Please work out how many lines in the material contain "JSON" and give only that figure.

----

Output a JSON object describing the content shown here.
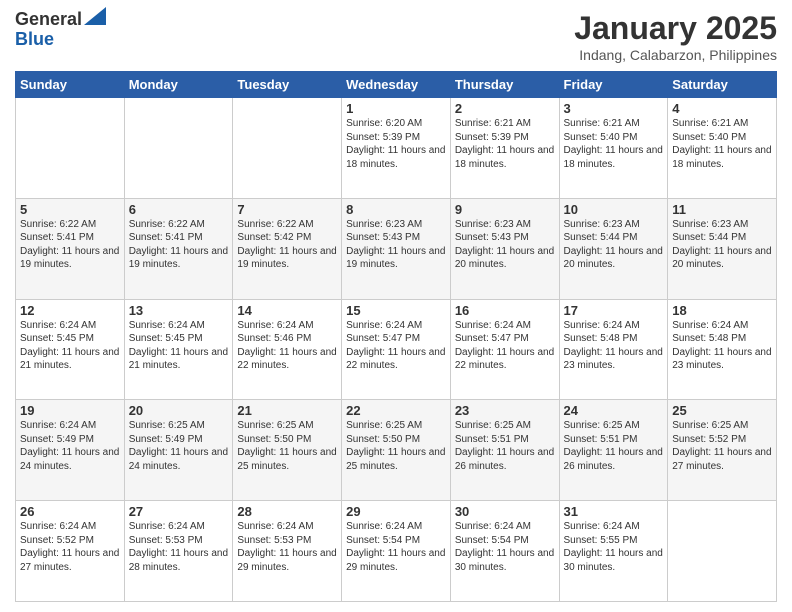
{
  "header": {
    "logo_general": "General",
    "logo_blue": "Blue",
    "month_title": "January 2025",
    "location": "Indang, Calabarzon, Philippines"
  },
  "weekdays": [
    "Sunday",
    "Monday",
    "Tuesday",
    "Wednesday",
    "Thursday",
    "Friday",
    "Saturday"
  ],
  "weeks": [
    [
      {
        "day": "",
        "sunrise": "",
        "sunset": "",
        "daylight": ""
      },
      {
        "day": "",
        "sunrise": "",
        "sunset": "",
        "daylight": ""
      },
      {
        "day": "",
        "sunrise": "",
        "sunset": "",
        "daylight": ""
      },
      {
        "day": "1",
        "sunrise": "Sunrise: 6:20 AM",
        "sunset": "Sunset: 5:39 PM",
        "daylight": "Daylight: 11 hours and 18 minutes."
      },
      {
        "day": "2",
        "sunrise": "Sunrise: 6:21 AM",
        "sunset": "Sunset: 5:39 PM",
        "daylight": "Daylight: 11 hours and 18 minutes."
      },
      {
        "day": "3",
        "sunrise": "Sunrise: 6:21 AM",
        "sunset": "Sunset: 5:40 PM",
        "daylight": "Daylight: 11 hours and 18 minutes."
      },
      {
        "day": "4",
        "sunrise": "Sunrise: 6:21 AM",
        "sunset": "Sunset: 5:40 PM",
        "daylight": "Daylight: 11 hours and 18 minutes."
      }
    ],
    [
      {
        "day": "5",
        "sunrise": "Sunrise: 6:22 AM",
        "sunset": "Sunset: 5:41 PM",
        "daylight": "Daylight: 11 hours and 19 minutes."
      },
      {
        "day": "6",
        "sunrise": "Sunrise: 6:22 AM",
        "sunset": "Sunset: 5:41 PM",
        "daylight": "Daylight: 11 hours and 19 minutes."
      },
      {
        "day": "7",
        "sunrise": "Sunrise: 6:22 AM",
        "sunset": "Sunset: 5:42 PM",
        "daylight": "Daylight: 11 hours and 19 minutes."
      },
      {
        "day": "8",
        "sunrise": "Sunrise: 6:23 AM",
        "sunset": "Sunset: 5:43 PM",
        "daylight": "Daylight: 11 hours and 19 minutes."
      },
      {
        "day": "9",
        "sunrise": "Sunrise: 6:23 AM",
        "sunset": "Sunset: 5:43 PM",
        "daylight": "Daylight: 11 hours and 20 minutes."
      },
      {
        "day": "10",
        "sunrise": "Sunrise: 6:23 AM",
        "sunset": "Sunset: 5:44 PM",
        "daylight": "Daylight: 11 hours and 20 minutes."
      },
      {
        "day": "11",
        "sunrise": "Sunrise: 6:23 AM",
        "sunset": "Sunset: 5:44 PM",
        "daylight": "Daylight: 11 hours and 20 minutes."
      }
    ],
    [
      {
        "day": "12",
        "sunrise": "Sunrise: 6:24 AM",
        "sunset": "Sunset: 5:45 PM",
        "daylight": "Daylight: 11 hours and 21 minutes."
      },
      {
        "day": "13",
        "sunrise": "Sunrise: 6:24 AM",
        "sunset": "Sunset: 5:45 PM",
        "daylight": "Daylight: 11 hours and 21 minutes."
      },
      {
        "day": "14",
        "sunrise": "Sunrise: 6:24 AM",
        "sunset": "Sunset: 5:46 PM",
        "daylight": "Daylight: 11 hours and 22 minutes."
      },
      {
        "day": "15",
        "sunrise": "Sunrise: 6:24 AM",
        "sunset": "Sunset: 5:47 PM",
        "daylight": "Daylight: 11 hours and 22 minutes."
      },
      {
        "day": "16",
        "sunrise": "Sunrise: 6:24 AM",
        "sunset": "Sunset: 5:47 PM",
        "daylight": "Daylight: 11 hours and 22 minutes."
      },
      {
        "day": "17",
        "sunrise": "Sunrise: 6:24 AM",
        "sunset": "Sunset: 5:48 PM",
        "daylight": "Daylight: 11 hours and 23 minutes."
      },
      {
        "day": "18",
        "sunrise": "Sunrise: 6:24 AM",
        "sunset": "Sunset: 5:48 PM",
        "daylight": "Daylight: 11 hours and 23 minutes."
      }
    ],
    [
      {
        "day": "19",
        "sunrise": "Sunrise: 6:24 AM",
        "sunset": "Sunset: 5:49 PM",
        "daylight": "Daylight: 11 hours and 24 minutes."
      },
      {
        "day": "20",
        "sunrise": "Sunrise: 6:25 AM",
        "sunset": "Sunset: 5:49 PM",
        "daylight": "Daylight: 11 hours and 24 minutes."
      },
      {
        "day": "21",
        "sunrise": "Sunrise: 6:25 AM",
        "sunset": "Sunset: 5:50 PM",
        "daylight": "Daylight: 11 hours and 25 minutes."
      },
      {
        "day": "22",
        "sunrise": "Sunrise: 6:25 AM",
        "sunset": "Sunset: 5:50 PM",
        "daylight": "Daylight: 11 hours and 25 minutes."
      },
      {
        "day": "23",
        "sunrise": "Sunrise: 6:25 AM",
        "sunset": "Sunset: 5:51 PM",
        "daylight": "Daylight: 11 hours and 26 minutes."
      },
      {
        "day": "24",
        "sunrise": "Sunrise: 6:25 AM",
        "sunset": "Sunset: 5:51 PM",
        "daylight": "Daylight: 11 hours and 26 minutes."
      },
      {
        "day": "25",
        "sunrise": "Sunrise: 6:25 AM",
        "sunset": "Sunset: 5:52 PM",
        "daylight": "Daylight: 11 hours and 27 minutes."
      }
    ],
    [
      {
        "day": "26",
        "sunrise": "Sunrise: 6:24 AM",
        "sunset": "Sunset: 5:52 PM",
        "daylight": "Daylight: 11 hours and 27 minutes."
      },
      {
        "day": "27",
        "sunrise": "Sunrise: 6:24 AM",
        "sunset": "Sunset: 5:53 PM",
        "daylight": "Daylight: 11 hours and 28 minutes."
      },
      {
        "day": "28",
        "sunrise": "Sunrise: 6:24 AM",
        "sunset": "Sunset: 5:53 PM",
        "daylight": "Daylight: 11 hours and 29 minutes."
      },
      {
        "day": "29",
        "sunrise": "Sunrise: 6:24 AM",
        "sunset": "Sunset: 5:54 PM",
        "daylight": "Daylight: 11 hours and 29 minutes."
      },
      {
        "day": "30",
        "sunrise": "Sunrise: 6:24 AM",
        "sunset": "Sunset: 5:54 PM",
        "daylight": "Daylight: 11 hours and 30 minutes."
      },
      {
        "day": "31",
        "sunrise": "Sunrise: 6:24 AM",
        "sunset": "Sunset: 5:55 PM",
        "daylight": "Daylight: 11 hours and 30 minutes."
      },
      {
        "day": "",
        "sunrise": "",
        "sunset": "",
        "daylight": ""
      }
    ]
  ]
}
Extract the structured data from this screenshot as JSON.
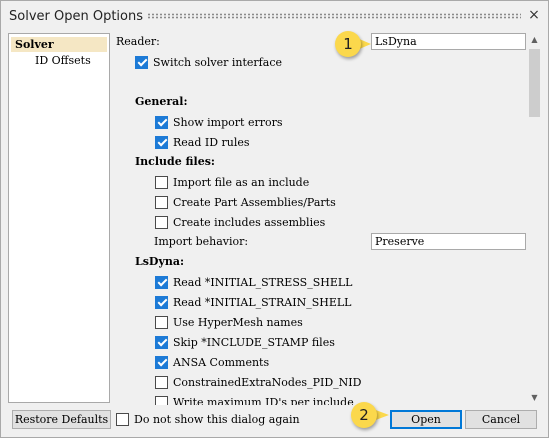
{
  "window": {
    "title": "Solver Open Options",
    "close_icon": "×"
  },
  "tree": {
    "items": [
      {
        "label": "Solver"
      },
      {
        "label": "ID Offsets"
      }
    ]
  },
  "reader": {
    "label": "Reader:",
    "value": "LsDyna"
  },
  "switch_solver": {
    "label": "Switch solver interface",
    "checked": true
  },
  "general": {
    "heading": "General:",
    "show_import_errors": {
      "label": "Show import errors",
      "checked": true
    },
    "read_id_rules": {
      "label": "Read ID rules",
      "checked": true
    }
  },
  "include_files": {
    "heading": "Include files:",
    "import_as_include": {
      "label": "Import file as an include",
      "checked": false
    },
    "create_part_assemblies": {
      "label": "Create Part Assemblies/Parts",
      "checked": false
    },
    "create_includes_assemblies": {
      "label": "Create includes assemblies",
      "checked": false
    },
    "import_behavior_label": "Import behavior:",
    "import_behavior_value": "Preserve"
  },
  "lsdyna": {
    "heading": "LsDyna:",
    "options": [
      {
        "label": "Read *INITIAL_STRESS_SHELL",
        "checked": true
      },
      {
        "label": "Read *INITIAL_STRAIN_SHELL",
        "checked": true
      },
      {
        "label": "Use HyperMesh names",
        "checked": false
      },
      {
        "label": "Skip *INCLUDE_STAMP files",
        "checked": true
      },
      {
        "label": "ANSA Comments",
        "checked": true
      },
      {
        "label": "ConstrainedExtraNodes_PID_NID",
        "checked": false
      },
      {
        "label": "Write maximum ID's per include",
        "checked": false
      }
    ]
  },
  "footer": {
    "restore_defaults": "Restore Defaults",
    "do_not_show": {
      "label": "Do not show this dialog again",
      "checked": false
    },
    "open": "Open",
    "cancel": "Cancel"
  },
  "callouts": [
    {
      "number": "1"
    },
    {
      "number": "2"
    }
  ],
  "colors": {
    "checkbox_checked": "#1c7ad6",
    "tree_selected": "#f5e7c4",
    "callout": "#fbd84c",
    "focus": "#0078d7"
  }
}
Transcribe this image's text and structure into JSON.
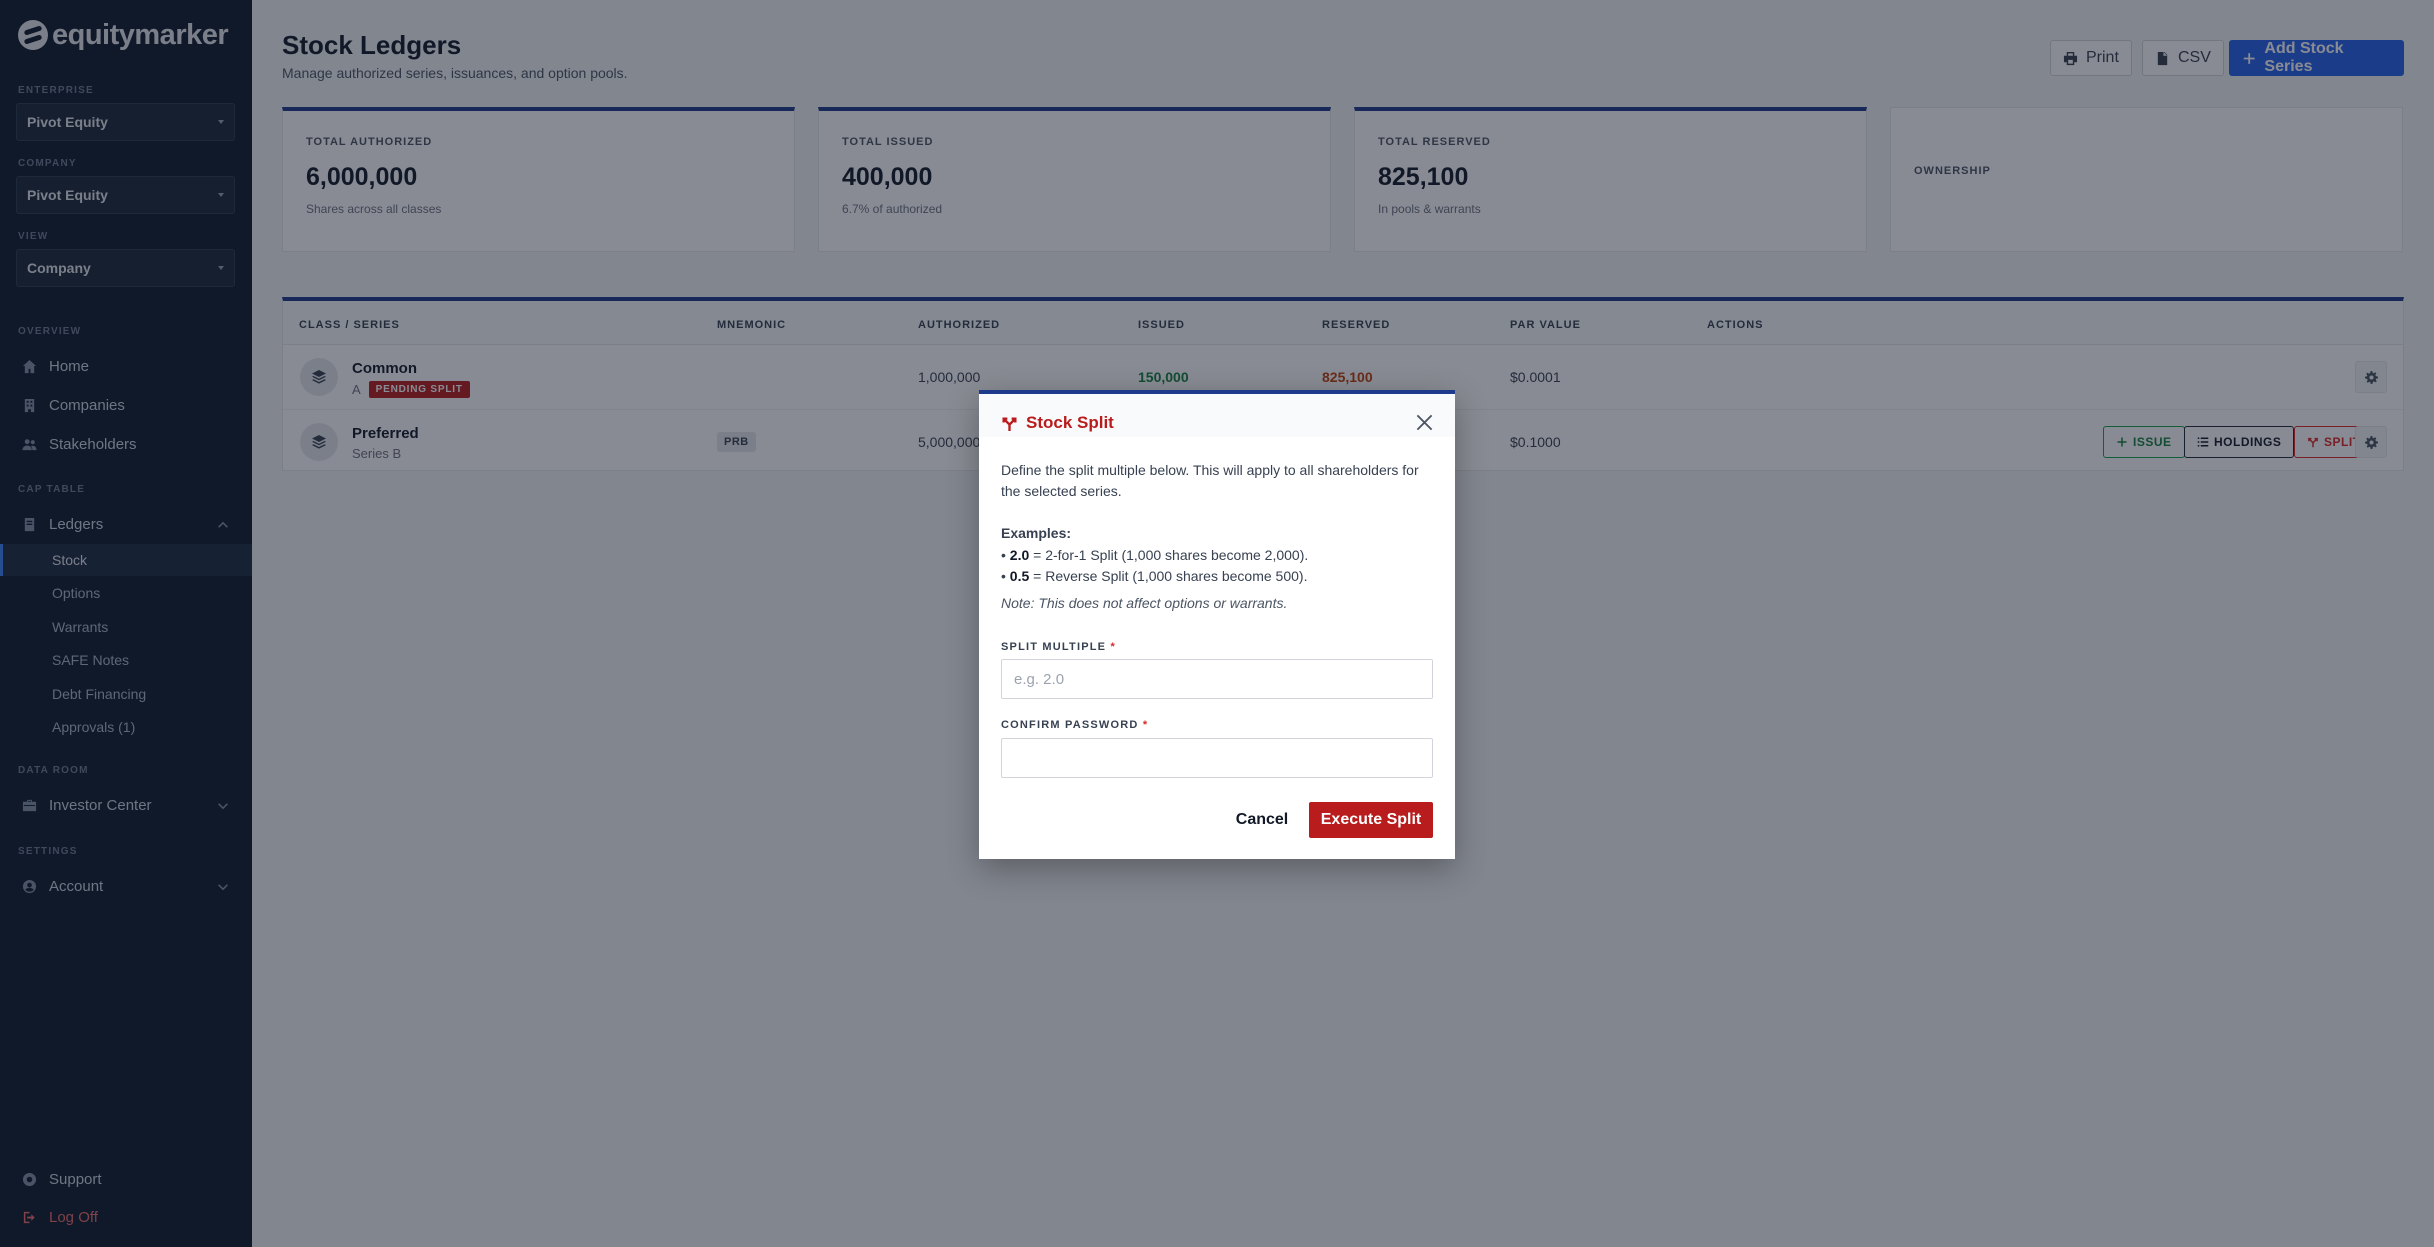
{
  "sidebar": {
    "logo": "equitymarker",
    "enterprise_label": "ENTERPRISE",
    "enterprise_value": "Pivot Equity",
    "company_label": "COMPANY",
    "company_value": "Pivot Equity",
    "view_label": "VIEW",
    "view_value": "Company",
    "overview_label": "OVERVIEW",
    "home": "Home",
    "companies": "Companies",
    "stakeholders": "Stakeholders",
    "cap_table_label": "CAP TABLE",
    "ledgers": "Ledgers",
    "sub": [
      "Stock",
      "Options",
      "Warrants",
      "SAFE Notes",
      "Debt Financing",
      "Approvals (1)"
    ],
    "data_room_label": "DATA ROOM",
    "investor_center": "Investor Center",
    "settings_label": "SETTINGS",
    "account": "Account",
    "support": "Support",
    "log_off": "Log Off"
  },
  "header": {
    "title": "Stock Ledgers",
    "subtitle": "Manage authorized series, issuances, and option pools.",
    "print": "Print",
    "csv": "CSV",
    "add": "Add Stock Series"
  },
  "cards": [
    {
      "label": "TOTAL AUTHORIZED",
      "value": "6,000,000",
      "note": "Shares across all classes"
    },
    {
      "label": "TOTAL ISSUED",
      "value": "400,000",
      "note": "6.7% of authorized"
    },
    {
      "label": "TOTAL RESERVED",
      "value": "825,100",
      "note": "In pools & warrants"
    },
    {
      "label": "OWNERSHIP",
      "value": "",
      "note": ""
    }
  ],
  "table": {
    "headers": [
      "CLASS / SERIES",
      "MNEMONIC",
      "AUTHORIZED",
      "ISSUED",
      "RESERVED",
      "PAR VALUE",
      "ACTIONS"
    ],
    "rows": [
      {
        "name": "Common",
        "sub": "A",
        "badge": "PENDING SPLIT",
        "mnemonic": "",
        "authorized": "1,000,000",
        "issued": "150,000",
        "reserved": "825,100",
        "par": "$0.0001"
      },
      {
        "name": "Preferred",
        "sub": "Series B",
        "badge": "",
        "mnemonic": "PRB",
        "authorized": "5,000,000",
        "issued": "",
        "reserved": "",
        "par": "$0.1000"
      }
    ],
    "actions": {
      "issue": "ISSUE",
      "holdings": "HOLDINGS",
      "split": "SPLIT"
    }
  },
  "modal": {
    "title": "Stock Split",
    "description": "Define the split multiple below. This will apply to all shareholders for the selected series.",
    "examples_title": "Examples:",
    "ex1_value": "2.0",
    "ex1_text": " = 2-for-1 Split (1,000 shares become 2,000).",
    "ex2_value": "0.5",
    "ex2_text": " = Reverse Split (1,000 shares become 500).",
    "note": "Note: This does not affect options or warrants.",
    "multiple_label": "SPLIT MULTIPLE",
    "multiple_placeholder": "e.g. 2.0",
    "multiple_value": "",
    "password_label": "CONFIRM PASSWORD",
    "password_value": "",
    "required_mark": "*",
    "cancel": "Cancel",
    "execute": "Execute Split"
  },
  "colors": {
    "accent": "#2563eb",
    "danger": "#b91c1c",
    "sidebar": "#0f1b2d"
  }
}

----

◆ **Completed task**: 3